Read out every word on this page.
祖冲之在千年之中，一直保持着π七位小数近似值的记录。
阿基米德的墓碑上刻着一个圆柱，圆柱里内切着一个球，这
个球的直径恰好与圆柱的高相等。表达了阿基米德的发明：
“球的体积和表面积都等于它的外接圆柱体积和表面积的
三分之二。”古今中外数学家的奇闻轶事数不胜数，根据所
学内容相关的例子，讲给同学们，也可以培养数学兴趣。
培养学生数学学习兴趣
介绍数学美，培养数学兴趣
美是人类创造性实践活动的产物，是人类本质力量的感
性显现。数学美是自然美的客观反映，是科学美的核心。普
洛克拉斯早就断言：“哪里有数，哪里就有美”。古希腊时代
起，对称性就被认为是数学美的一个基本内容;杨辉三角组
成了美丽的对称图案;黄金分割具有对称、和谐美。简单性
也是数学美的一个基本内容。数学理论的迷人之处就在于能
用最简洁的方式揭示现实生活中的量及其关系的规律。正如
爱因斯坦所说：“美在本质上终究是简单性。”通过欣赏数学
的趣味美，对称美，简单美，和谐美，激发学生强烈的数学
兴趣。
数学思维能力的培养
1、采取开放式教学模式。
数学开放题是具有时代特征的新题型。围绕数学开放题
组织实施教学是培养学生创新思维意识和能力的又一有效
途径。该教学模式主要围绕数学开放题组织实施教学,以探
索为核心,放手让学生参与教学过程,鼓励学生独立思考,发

==*==

### Work to be completed
Reproduce the whole listing word for word.

### Task output
Read out every word on this page.
祖冲之在千年之中，一直保持着π七位小数近似值的记录。
阿基米德的墓碑上刻着一个圆柱，圆柱里内切着一个球，这
个球的直径恰好与圆柱的高相等。表达了阿基米德的发明：
“球的体积和表面积都等于它的外接圆柱体积和表面积的
三分之二。”古今中外数学家的奇闻轶事数不胜数，根据所
学内容相关的例子，讲给同学们，也可以培养数学兴趣。
培养学生数学学习兴趣
介绍数学美，培养数学兴趣
美是人类创造性实践活动的产物，是人类本质力量的感
性显现。数学美是自然美的客观反映，是科学美的核心。普
洛克拉斯早就断言：“哪里有数，哪里就有美”。古希腊时代
起，对称性就被认为是数学美的一个基本内容;杨辉三角组
成了美丽的对称图案;黄金分割具有对称、和谐美。简单性
也是数学美的一个基本内容。数学理论的迷人之处就在于能
用最简洁的方式揭示现实生活中的量及其关系的规律。正如
爱因斯坦所说：“美在本质上终究是简单性。”通过欣赏数学
的趣味美，对称美，简单美，和谐美，激发学生强烈的数学
兴趣。
数学思维能力的培养
1、采取开放式教学模式。
数学开放题是具有时代特征的新题型。围绕数学开放题
组织实施教学是培养学生创新思维意识和能力的又一有效
途径。该教学模式主要围绕数学开放题组织实施教学,以探
索为核心,放手让学生参与教学过程,鼓励学生独立思考,发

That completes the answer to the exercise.